== EXERCISE DIRECTIONS ==
Transcribe the material in full. Nothing should differ except that the pictures are left out.

== SOURCE RECORDS ==

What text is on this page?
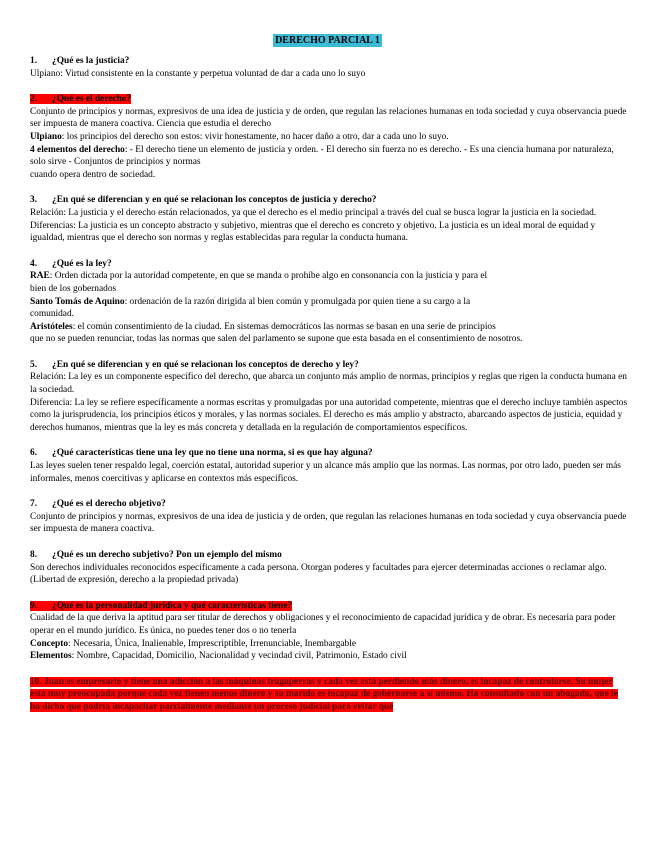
DERECHO PARCIAL 1
1. ¿Qué es la justicia?

Ulpiano: Virtud consistente en la constante y perpetua voluntad de dar a cada uno lo suyo

2. ¿Qué es el derecho?

Conjunto de principios y normas, expresivos de una idea de justicia y de orden, que regulan las relaciones humanas en toda sociedad y cuya observancia puede ser impuesta de manera coactiva. Ciencia que estudia el derecho

Ulpiano: los principios del derecho son estos: vivir honestamente, no hacer daño a otro, dar a cada uno lo suyo.

4 elementos del derecho: - El derecho tiene un elemento de justicia y orden. - El derecho sin fuerza no es derecho. - Es una ciencia humana por naturaleza, solo sirve - Conjuntos de principios y normas

cuando opera dentro de sociedad.

3. ¿En qué se diferencian y en qué se relacionan los conceptos de justicia y derecho?

Relación: La justicia y el derecho están relacionados, ya que el derecho es el medio principal a través del cual se busca lograr la justicia en la sociedad.

Diferencias: La justicia es un concepto abstracto y subjetivo, mientras que el derecho es concreto y objetivo. La justicia es un ideal moral de equidad y igualdad, mientras que el derecho son normas y reglas establecidas para regular la conducta humana.

4. ¿Qué es la ley?

RAE: Orden dictada por la autoridad competente, en que se manda o prohíbe algo en consonancia con la justicia y para el

bien de los gobernados

Santo Tomás de Aquino: ordenación de la razón dirigida al bien común y promulgada por quien tiene a su cargo a la

comunidad.

Aristóteles: el común consentimiento de la ciudad. En sistemas democráticos las normas se basan en una serie de principios

que no se pueden renunciar, todas las normas que salen del parlamento se supone que esta basada en el consentimiento de nosotros.

5. ¿En qué se diferencian y en qué se relacionan los conceptos de derecho y ley?

Relación: La ley es un componente específico del derecho, que abarca un conjunto más amplio de normas, principios y reglas que rigen la conducta humana en la sociedad.

Diferencia: La ley se refiere específicamente a normas escritas y promulgadas por una autoridad competente, mientras que el derecho incluye también aspectos como la jurisprudencia, los principios éticos y morales, y las normas sociales. El derecho es más amplio y abstracto, abarcando aspectos de justicia, equidad y derechos humanos, mientras que la ley es más concreta y detallada en la regulación de comportamientos específicos.

6. ¿Qué características tiene una ley que no tiene una norma, si es que hay alguna?

Las leyes suelen tener respaldo legal, coerción estatal, autoridad superior y un alcance más amplio que las normas. Las normas, por otro lado, pueden ser más informales, menos coercitivas y aplicarse en contextos más específicos.

7. ¿Qué es el derecho objetivo?

Conjunto de principios y normas, expresivos de una idea de justicia y de orden, que regulan las relaciones humanas en toda sociedad y cuya observancia puede ser impuesta de manera coactiva.

8. ¿Qué es un derecho subjetivo? Pon un ejemplo del mismo

Son derechos individuales reconocidos específicamente a cada persona. Otorgan poderes y facultades para ejercer determinadas acciones o reclamar algo. (Libertad de expresión, derecho a la propiedad privada)

9. ¿Qué es la personalidad jurídica y qué características tiene?

Cualidad de la que deriva la aptitud para ser titular de derechos y obligaciones y el reconocimiento de capacidad jurídica y de obrar. Es necesaria para poder operar en el mundo jurídico. Es única, no puedes tener dos o no tenerla

Concepto: Necesaria, Única, Inalienable, Imprescriptible, Irrenunciable, Inembargable

Elementos: Nombre, Capacidad, Domicilio, Nacionalidad y vecindad civil, Patrimonio, Estado civil

10. Juan es empresario y tiene una adicción a las máquinas tragaperras y cada vez está perdiendo más dinero, es incapaz de controlarse. Su mujer está muy preocupada porque cada vez tienen menos dinero y su marido es incapaz de gobernarse a sí mismo. Ha consultado con un abogado, que le ha dicho que podría incapacitar parcialmente mediante un proceso judicial para evitar que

== WRITTEN ANSWER ==
What text is on this page?
DERECHO PARCIAL 1
1. ¿Qué es la justicia?

Ulpiano: Virtud consistente en la constante y perpetua voluntad de dar a cada uno lo suyo

2. ¿Qué es el derecho?

Conjunto de principios y normas, expresivos de una idea de justicia y de orden, que regulan las relaciones humanas en toda sociedad y cuya observancia puede ser impuesta de manera coactiva. Ciencia que estudia el derecho

Ulpiano: los principios del derecho son estos: vivir honestamente, no hacer daño a otro, dar a cada uno lo suyo.

4 elementos del derecho: - El derecho tiene un elemento de justicia y orden. - El derecho sin fuerza no es derecho. - Es una ciencia humana por naturaleza, solo sirve - Conjuntos de principios y normas

cuando opera dentro de sociedad.

3. ¿En qué se diferencian y en qué se relacionan los conceptos de justicia y derecho?

Relación: La justicia y el derecho están relacionados, ya que el derecho es el medio principal a través del cual se busca lograr la justicia en la sociedad.

Diferencias: La justicia es un concepto abstracto y subjetivo, mientras que el derecho es concreto y objetivo. La justicia es un ideal moral de equidad y igualdad, mientras que el derecho son normas y reglas establecidas para regular la conducta humana.

4. ¿Qué es la ley?

RAE: Orden dictada por la autoridad competente, en que se manda o prohíbe algo en consonancia con la justicia y para el

bien de los gobernados

Santo Tomás de Aquino: ordenación de la razón dirigida al bien común y promulgada por quien tiene a su cargo a la

comunidad.

Aristóteles: el común consentimiento de la ciudad. En sistemas democráticos las normas se basan en una serie de principios

que no se pueden renunciar, todas las normas que salen del parlamento se supone que esta basada en el consentimiento de nosotros.

5. ¿En qué se diferencian y en qué se relacionan los conceptos de derecho y ley?

Relación: La ley es un componente específico del derecho, que abarca un conjunto más amplio de normas, principios y reglas que rigen la conducta humana en la sociedad.

Diferencia: La ley se refiere específicamente a normas escritas y promulgadas por una autoridad competente, mientras que el derecho incluye también aspectos como la jurisprudencia, los principios éticos y morales, y las normas sociales. El derecho es más amplio y abstracto, abarcando aspectos de justicia, equidad y derechos humanos, mientras que la ley es más concreta y detallada en la regulación de comportamientos específicos.

6. ¿Qué características tiene una ley que no tiene una norma, si es que hay alguna?

Las leyes suelen tener respaldo legal, coerción estatal, autoridad superior y un alcance más amplio que las normas. Las normas, por otro lado, pueden ser más informales, menos coercitivas y aplicarse en contextos más específicos.

7. ¿Qué es el derecho objetivo?

Conjunto de principios y normas, expresivos de una idea de justicia y de orden, que regulan las relaciones humanas en toda sociedad y cuya observancia puede ser impuesta de manera coactiva.

8. ¿Qué es un derecho subjetivo? Pon un ejemplo del mismo

Son derechos individuales reconocidos específicamente a cada persona. Otorgan poderes y facultades para ejercer determinadas acciones o reclamar algo. (Libertad de expresión, derecho a la propiedad privada)

9. ¿Qué es la personalidad jurídica y qué características tiene?

Cualidad de la que deriva la aptitud para ser titular de derechos y obligaciones y el reconocimiento de capacidad jurídica y de obrar. Es necesaria para poder operar en el mundo jurídico. Es única, no puedes tener dos o no tenerla

Concepto: Necesaria, Única, Inalienable, Imprescriptible, Irrenunciable, Inembargable

Elementos: Nombre, Capacidad, Domicilio, Nacionalidad y vecindad civil, Patrimonio, Estado civil

10. Juan es empresario y tiene una adicción a las máquinas tragaperras y cada vez está perdiendo más dinero, es incapaz de controlarse. Su mujer está muy preocupada porque cada vez tienen menos dinero y su marido es incapaz de gobernarse a sí mismo. Ha consultado con un abogado, que le ha dicho que podría incapacitar parcialmente mediante un proceso judicial para evitar que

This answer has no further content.